Extracted records
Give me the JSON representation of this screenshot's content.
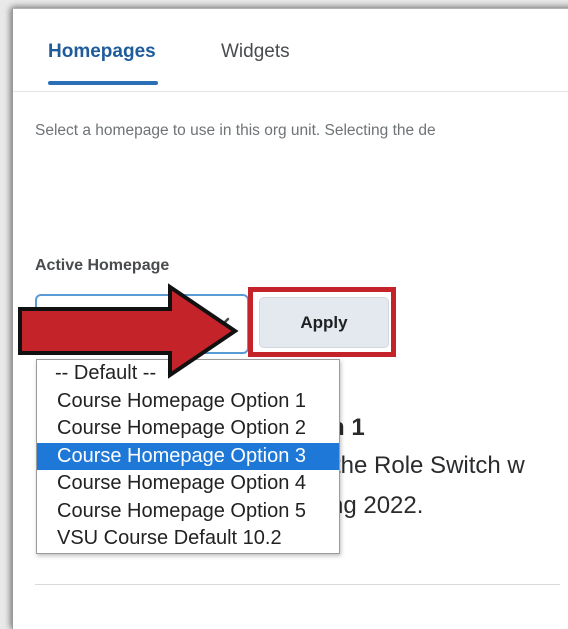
{
  "tabs": [
    {
      "label": "Homepages",
      "active": true
    },
    {
      "label": "Widgets",
      "active": false
    }
  ],
  "description": "Select a homepage to use in this org unit. Selecting the de",
  "active_homepage": {
    "label": "Active Homepage",
    "options": [
      "-- Default --",
      "Course Homepage Option 1",
      "Course Homepage Option 2",
      "Course Homepage Option 3",
      "Course Homepage Option 4",
      "Course Homepage Option 5",
      "VSU Course Default 10.2"
    ],
    "highlighted_option": "Course Homepage Option 3"
  },
  "apply_label": "Apply",
  "background_text": {
    "heading_fragment": "n 1",
    "line1_fragment": "the Role Switch w",
    "line2_fragment": "ng 2022."
  },
  "colors": {
    "accent": "#2b6fb6",
    "annotation_red": "#c4232a",
    "selected_option_bg": "#1e78d7"
  },
  "icons": {
    "select_chevron": "chevron-down-icon",
    "annotation": "arrow-right-icon"
  }
}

▶ [Exercise prompt]: All of the material above is to be copied exactly, except for its images.

▶ [Solution to the problem]:
Give me the JSON representation of this screenshot's content.
{
  "tabs": [
    {
      "label": "Homepages",
      "active": true
    },
    {
      "label": "Widgets",
      "active": false
    }
  ],
  "description": "Select a homepage to use in this org unit. Selecting the de",
  "active_homepage": {
    "label": "Active Homepage",
    "options": [
      "-- Default --",
      "Course Homepage Option 1",
      "Course Homepage Option 2",
      "Course Homepage Option 3",
      "Course Homepage Option 4",
      "Course Homepage Option 5",
      "VSU Course Default 10.2"
    ],
    "highlighted_option": "Course Homepage Option 3"
  },
  "apply_label": "Apply",
  "background_text": {
    "heading_fragment": "n 1",
    "line1_fragment": "the Role Switch w",
    "line2_fragment": "ng 2022."
  },
  "colors": {
    "accent": "#2b6fb6",
    "annotation_red": "#c4232a",
    "selected_option_bg": "#1e78d7"
  },
  "icons": {
    "select_chevron": "chevron-down-icon",
    "annotation": "arrow-right-icon"
  }
}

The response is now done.